* [What is being asked]:
Pull each line holding "Fritz" out of the entries below.

::::::::::

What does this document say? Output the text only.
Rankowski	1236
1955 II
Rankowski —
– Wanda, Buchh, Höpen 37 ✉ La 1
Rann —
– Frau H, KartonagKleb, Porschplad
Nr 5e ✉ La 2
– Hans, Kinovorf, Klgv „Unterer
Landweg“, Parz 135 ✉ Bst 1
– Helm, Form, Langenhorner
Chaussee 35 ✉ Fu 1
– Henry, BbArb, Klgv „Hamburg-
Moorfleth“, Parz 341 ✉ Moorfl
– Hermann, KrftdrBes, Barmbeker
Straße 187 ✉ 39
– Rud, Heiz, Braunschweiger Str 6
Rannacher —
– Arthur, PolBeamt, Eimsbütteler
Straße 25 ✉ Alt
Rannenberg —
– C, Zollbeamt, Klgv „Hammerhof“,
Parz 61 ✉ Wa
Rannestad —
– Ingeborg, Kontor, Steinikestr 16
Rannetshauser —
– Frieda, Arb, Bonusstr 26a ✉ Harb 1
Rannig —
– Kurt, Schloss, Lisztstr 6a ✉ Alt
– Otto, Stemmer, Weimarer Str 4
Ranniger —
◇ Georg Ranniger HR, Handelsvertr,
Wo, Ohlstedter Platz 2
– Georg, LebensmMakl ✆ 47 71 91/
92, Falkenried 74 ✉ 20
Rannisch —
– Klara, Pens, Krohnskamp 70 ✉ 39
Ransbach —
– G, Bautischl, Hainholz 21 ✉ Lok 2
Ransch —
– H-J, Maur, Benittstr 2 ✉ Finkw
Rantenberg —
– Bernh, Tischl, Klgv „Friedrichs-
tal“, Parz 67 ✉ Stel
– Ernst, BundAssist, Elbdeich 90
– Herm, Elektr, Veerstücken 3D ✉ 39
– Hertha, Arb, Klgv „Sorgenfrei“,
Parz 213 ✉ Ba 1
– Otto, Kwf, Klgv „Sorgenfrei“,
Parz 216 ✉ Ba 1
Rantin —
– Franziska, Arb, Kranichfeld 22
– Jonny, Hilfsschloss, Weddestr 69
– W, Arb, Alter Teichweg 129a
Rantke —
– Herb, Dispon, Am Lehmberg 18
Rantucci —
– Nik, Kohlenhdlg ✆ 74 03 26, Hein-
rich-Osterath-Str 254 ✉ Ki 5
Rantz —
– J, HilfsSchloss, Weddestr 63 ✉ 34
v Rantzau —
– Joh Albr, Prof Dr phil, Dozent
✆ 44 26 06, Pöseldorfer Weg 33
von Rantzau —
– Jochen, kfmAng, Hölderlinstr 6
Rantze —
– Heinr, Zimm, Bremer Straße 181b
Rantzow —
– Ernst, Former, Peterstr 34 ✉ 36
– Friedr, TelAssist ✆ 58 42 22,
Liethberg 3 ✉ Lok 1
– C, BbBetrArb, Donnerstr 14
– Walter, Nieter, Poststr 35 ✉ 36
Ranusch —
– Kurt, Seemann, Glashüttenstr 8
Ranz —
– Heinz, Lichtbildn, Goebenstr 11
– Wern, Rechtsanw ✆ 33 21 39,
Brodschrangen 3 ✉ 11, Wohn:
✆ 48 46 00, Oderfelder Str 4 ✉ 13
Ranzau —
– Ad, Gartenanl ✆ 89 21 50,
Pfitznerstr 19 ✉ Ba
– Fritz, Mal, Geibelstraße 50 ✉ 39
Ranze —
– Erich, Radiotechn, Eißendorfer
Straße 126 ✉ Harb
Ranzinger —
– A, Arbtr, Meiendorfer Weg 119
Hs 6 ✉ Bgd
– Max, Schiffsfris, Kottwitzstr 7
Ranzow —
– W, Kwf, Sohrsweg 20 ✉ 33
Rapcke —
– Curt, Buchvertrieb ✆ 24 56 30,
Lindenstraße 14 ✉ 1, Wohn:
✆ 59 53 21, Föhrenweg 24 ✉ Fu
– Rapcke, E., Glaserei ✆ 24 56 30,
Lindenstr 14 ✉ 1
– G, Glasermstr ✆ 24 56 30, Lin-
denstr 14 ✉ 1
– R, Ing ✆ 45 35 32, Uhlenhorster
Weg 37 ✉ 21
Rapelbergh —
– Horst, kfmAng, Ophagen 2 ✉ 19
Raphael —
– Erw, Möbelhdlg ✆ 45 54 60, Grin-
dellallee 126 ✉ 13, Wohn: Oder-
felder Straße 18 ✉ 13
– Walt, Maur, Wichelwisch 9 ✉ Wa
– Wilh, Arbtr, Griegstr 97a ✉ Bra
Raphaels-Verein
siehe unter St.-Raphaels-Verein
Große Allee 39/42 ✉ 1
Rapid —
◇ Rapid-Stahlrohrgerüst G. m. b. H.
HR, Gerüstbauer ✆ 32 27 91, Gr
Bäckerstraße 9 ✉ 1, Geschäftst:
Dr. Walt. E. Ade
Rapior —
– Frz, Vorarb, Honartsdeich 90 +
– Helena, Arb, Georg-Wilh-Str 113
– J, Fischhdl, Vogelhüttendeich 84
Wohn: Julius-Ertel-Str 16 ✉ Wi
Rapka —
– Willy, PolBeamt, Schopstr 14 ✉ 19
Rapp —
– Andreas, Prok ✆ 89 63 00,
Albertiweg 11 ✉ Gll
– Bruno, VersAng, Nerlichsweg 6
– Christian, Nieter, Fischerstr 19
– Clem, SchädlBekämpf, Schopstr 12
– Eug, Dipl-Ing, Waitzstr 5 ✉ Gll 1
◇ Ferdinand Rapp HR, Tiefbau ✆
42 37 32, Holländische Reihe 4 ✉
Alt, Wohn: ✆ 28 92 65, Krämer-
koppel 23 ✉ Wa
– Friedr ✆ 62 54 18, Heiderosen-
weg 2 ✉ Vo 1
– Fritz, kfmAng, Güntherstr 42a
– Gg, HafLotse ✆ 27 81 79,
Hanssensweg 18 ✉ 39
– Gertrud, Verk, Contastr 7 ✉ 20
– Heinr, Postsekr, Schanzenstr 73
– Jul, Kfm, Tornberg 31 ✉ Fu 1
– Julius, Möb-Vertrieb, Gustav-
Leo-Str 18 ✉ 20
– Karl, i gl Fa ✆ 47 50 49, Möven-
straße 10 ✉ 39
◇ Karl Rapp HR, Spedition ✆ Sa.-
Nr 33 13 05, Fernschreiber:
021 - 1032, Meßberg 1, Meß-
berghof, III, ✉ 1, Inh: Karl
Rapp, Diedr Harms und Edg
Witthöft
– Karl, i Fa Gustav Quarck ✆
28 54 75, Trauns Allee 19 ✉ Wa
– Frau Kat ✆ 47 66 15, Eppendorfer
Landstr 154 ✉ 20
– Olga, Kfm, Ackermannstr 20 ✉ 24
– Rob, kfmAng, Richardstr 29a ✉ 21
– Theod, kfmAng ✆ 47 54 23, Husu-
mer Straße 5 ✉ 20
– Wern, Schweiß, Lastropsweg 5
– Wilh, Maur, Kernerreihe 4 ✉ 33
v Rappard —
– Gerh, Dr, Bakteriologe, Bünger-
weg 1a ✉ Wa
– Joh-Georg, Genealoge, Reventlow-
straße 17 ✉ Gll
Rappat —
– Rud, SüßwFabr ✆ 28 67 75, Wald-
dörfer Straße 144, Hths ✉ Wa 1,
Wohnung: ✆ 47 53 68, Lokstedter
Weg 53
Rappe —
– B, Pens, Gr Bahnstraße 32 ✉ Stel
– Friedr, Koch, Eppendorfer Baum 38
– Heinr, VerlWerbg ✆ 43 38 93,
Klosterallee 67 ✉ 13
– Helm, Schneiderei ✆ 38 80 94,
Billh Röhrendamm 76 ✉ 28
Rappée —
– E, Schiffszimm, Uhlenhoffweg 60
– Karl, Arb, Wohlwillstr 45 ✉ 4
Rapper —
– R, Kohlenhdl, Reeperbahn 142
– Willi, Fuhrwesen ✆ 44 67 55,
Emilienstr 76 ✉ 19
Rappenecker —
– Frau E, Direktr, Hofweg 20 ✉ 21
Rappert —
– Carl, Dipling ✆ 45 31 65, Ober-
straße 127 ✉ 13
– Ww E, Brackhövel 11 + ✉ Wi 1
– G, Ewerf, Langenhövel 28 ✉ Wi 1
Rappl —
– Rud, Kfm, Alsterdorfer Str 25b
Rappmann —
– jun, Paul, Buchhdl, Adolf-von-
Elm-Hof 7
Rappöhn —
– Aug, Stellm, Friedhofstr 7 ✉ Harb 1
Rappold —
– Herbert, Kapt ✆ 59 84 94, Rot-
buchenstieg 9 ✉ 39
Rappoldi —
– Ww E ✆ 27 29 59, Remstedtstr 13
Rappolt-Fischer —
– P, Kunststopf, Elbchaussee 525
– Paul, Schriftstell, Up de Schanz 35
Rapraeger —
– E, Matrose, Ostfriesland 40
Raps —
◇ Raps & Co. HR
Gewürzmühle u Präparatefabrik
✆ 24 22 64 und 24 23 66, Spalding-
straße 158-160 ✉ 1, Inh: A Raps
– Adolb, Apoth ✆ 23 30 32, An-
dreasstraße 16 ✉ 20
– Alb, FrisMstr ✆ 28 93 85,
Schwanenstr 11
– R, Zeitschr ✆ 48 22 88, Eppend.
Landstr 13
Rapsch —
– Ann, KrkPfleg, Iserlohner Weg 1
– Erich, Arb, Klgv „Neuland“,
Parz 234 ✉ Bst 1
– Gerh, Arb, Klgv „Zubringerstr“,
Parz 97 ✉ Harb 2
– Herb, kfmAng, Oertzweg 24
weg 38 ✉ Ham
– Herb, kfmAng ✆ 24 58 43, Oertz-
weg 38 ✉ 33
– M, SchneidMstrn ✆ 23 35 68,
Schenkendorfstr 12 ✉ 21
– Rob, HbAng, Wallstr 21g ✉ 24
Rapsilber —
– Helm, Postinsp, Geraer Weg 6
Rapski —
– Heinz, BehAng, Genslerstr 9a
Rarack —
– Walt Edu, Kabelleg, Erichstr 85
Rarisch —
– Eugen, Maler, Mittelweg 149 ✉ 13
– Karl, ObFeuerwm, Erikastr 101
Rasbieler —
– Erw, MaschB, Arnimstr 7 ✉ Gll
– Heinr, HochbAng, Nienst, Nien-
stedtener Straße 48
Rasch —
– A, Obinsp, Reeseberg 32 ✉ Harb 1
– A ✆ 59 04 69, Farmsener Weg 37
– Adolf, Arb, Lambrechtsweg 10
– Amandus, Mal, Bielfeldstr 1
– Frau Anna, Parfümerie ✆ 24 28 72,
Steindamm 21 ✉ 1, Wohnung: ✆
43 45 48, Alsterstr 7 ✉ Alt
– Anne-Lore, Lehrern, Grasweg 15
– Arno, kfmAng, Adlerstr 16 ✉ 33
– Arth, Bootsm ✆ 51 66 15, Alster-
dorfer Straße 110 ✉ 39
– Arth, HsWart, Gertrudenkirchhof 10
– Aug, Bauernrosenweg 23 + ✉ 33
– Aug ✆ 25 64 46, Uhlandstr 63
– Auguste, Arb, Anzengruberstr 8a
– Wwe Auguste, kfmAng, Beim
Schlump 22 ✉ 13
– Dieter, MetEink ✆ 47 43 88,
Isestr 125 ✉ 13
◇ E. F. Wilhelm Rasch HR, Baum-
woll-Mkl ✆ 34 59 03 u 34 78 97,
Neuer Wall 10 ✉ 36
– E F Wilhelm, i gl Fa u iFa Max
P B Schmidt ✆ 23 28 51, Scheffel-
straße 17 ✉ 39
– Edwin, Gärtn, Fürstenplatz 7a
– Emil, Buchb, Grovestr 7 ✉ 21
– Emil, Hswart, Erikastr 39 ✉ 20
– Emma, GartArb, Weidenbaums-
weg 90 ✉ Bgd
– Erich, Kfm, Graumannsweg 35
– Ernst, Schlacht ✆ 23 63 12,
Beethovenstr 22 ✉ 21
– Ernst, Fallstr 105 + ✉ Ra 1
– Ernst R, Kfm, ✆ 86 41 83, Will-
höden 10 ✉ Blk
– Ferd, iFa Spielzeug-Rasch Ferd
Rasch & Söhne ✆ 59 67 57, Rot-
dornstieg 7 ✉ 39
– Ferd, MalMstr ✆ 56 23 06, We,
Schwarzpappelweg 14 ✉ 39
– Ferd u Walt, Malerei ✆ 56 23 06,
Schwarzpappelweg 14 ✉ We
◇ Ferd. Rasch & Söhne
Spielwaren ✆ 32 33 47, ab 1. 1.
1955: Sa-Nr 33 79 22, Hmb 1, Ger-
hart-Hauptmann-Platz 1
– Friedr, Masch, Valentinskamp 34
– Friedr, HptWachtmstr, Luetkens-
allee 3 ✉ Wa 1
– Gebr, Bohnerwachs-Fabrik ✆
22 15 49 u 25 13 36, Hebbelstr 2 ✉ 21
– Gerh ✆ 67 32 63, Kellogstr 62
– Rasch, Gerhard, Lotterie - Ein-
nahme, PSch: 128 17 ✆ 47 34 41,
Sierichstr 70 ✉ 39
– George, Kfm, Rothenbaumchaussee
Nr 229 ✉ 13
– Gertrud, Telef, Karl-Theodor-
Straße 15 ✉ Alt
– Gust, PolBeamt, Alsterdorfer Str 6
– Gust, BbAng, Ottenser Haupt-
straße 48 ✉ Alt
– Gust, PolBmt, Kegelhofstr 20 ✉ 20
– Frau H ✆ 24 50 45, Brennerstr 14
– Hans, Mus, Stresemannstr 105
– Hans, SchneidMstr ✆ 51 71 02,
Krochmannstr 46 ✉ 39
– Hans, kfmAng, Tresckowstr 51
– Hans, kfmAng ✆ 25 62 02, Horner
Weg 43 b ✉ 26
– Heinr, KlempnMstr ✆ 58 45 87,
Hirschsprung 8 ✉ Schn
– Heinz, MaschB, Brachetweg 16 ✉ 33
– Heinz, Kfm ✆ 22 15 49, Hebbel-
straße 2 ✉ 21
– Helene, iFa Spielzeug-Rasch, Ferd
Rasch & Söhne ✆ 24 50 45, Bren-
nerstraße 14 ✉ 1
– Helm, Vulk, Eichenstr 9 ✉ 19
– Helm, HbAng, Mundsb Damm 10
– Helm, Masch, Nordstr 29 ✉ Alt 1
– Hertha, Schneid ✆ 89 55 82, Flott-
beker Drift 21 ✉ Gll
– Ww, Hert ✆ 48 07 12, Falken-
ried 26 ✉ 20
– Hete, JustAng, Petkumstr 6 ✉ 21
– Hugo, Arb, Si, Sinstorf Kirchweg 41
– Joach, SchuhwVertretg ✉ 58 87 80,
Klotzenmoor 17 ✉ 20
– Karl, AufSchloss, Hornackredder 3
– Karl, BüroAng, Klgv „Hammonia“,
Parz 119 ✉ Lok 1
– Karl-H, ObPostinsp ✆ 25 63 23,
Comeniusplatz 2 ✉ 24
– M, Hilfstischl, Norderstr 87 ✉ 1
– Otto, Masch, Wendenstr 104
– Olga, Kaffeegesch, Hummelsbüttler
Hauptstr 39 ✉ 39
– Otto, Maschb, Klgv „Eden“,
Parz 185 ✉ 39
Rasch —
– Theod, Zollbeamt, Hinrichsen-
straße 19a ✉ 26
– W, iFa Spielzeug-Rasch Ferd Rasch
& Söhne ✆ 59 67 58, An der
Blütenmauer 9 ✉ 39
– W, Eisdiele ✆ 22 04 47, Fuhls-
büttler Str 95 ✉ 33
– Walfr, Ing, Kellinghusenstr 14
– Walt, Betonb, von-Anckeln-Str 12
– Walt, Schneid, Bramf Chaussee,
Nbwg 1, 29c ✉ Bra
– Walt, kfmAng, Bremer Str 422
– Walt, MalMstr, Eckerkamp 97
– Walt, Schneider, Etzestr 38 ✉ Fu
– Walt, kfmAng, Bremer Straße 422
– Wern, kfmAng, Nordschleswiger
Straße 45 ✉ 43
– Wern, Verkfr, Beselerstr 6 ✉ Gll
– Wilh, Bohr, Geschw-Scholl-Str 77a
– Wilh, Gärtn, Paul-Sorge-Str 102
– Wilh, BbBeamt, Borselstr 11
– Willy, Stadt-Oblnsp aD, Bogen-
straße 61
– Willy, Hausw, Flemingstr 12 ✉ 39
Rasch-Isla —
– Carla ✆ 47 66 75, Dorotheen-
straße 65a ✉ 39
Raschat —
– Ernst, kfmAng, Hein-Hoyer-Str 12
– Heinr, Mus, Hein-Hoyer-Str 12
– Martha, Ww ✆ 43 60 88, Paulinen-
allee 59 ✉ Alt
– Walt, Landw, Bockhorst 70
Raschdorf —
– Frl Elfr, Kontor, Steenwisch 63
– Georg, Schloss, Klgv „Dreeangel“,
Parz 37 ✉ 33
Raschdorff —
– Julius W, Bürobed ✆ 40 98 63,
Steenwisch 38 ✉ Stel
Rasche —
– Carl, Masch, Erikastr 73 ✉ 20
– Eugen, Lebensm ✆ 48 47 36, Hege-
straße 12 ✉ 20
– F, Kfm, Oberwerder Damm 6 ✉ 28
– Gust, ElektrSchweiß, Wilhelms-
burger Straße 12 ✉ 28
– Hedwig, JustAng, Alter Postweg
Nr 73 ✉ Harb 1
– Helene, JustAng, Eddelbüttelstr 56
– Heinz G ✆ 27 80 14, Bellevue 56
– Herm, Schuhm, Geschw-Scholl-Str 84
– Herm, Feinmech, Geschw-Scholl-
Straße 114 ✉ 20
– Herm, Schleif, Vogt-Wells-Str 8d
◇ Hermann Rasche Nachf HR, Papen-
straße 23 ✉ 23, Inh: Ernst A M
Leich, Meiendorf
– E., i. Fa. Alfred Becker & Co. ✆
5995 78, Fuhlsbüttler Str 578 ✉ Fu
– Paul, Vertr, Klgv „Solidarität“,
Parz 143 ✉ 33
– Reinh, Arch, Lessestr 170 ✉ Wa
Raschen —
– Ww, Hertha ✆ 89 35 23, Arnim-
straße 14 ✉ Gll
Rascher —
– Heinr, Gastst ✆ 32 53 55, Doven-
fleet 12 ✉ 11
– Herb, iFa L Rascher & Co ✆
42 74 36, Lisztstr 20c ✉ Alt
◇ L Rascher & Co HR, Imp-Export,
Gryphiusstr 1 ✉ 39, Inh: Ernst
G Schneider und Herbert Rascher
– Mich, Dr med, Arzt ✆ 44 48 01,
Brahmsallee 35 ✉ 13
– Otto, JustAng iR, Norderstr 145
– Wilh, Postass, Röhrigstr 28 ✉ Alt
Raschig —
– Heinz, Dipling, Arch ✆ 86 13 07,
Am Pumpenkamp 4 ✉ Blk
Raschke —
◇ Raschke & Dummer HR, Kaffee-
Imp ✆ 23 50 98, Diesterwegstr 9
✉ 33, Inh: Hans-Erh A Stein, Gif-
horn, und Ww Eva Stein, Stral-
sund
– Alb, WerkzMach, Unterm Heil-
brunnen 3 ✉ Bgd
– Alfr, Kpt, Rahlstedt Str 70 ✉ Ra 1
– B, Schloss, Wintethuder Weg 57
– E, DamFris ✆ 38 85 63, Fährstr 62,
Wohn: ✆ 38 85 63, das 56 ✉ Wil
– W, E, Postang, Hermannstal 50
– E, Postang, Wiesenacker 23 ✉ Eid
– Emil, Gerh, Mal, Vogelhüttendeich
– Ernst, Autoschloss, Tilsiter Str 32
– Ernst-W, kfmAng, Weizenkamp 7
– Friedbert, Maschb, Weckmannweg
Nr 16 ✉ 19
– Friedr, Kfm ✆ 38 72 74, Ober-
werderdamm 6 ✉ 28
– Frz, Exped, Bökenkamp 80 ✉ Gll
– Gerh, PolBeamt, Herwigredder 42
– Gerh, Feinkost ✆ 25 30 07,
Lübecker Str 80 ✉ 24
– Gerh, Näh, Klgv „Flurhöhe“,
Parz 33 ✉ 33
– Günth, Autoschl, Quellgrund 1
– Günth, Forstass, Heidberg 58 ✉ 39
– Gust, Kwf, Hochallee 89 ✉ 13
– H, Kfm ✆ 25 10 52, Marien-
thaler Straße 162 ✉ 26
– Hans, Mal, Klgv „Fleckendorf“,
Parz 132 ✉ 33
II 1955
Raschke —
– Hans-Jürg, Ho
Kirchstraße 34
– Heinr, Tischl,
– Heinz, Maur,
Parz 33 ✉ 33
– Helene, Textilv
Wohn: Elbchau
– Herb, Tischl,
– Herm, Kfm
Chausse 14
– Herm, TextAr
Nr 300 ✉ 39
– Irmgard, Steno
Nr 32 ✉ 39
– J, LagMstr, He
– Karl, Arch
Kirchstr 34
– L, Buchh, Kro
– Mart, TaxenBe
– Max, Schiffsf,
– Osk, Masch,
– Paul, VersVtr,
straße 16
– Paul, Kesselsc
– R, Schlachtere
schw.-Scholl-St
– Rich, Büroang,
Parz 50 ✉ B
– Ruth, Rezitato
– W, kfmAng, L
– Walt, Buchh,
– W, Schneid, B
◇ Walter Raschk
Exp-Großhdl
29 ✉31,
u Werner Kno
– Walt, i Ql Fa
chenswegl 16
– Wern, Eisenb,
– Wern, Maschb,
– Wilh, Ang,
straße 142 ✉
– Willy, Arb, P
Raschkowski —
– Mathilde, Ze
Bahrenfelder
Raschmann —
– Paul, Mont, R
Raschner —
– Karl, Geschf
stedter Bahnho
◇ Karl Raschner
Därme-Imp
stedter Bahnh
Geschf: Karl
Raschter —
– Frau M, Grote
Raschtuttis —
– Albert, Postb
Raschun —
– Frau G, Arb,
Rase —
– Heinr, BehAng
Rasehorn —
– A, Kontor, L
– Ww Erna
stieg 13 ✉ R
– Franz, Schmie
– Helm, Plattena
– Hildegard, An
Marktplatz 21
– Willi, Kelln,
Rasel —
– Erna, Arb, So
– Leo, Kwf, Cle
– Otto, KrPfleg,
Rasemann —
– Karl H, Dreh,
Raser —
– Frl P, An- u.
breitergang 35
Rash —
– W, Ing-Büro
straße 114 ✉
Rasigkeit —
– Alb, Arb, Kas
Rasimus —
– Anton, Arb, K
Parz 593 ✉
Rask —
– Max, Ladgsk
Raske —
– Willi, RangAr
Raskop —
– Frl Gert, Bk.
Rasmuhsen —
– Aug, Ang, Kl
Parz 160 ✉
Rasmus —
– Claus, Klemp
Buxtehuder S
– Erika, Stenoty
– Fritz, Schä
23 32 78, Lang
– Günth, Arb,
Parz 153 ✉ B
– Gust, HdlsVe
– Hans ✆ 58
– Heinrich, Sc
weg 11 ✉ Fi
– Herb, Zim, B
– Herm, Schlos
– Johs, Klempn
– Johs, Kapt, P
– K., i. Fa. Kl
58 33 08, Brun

::::::::::

* [The response]:
– Fritz, Mal, Geibelstraße 50 ✉ 39
– Fritz, kfmAng, Güntherstr 42a
– Fritz, Schä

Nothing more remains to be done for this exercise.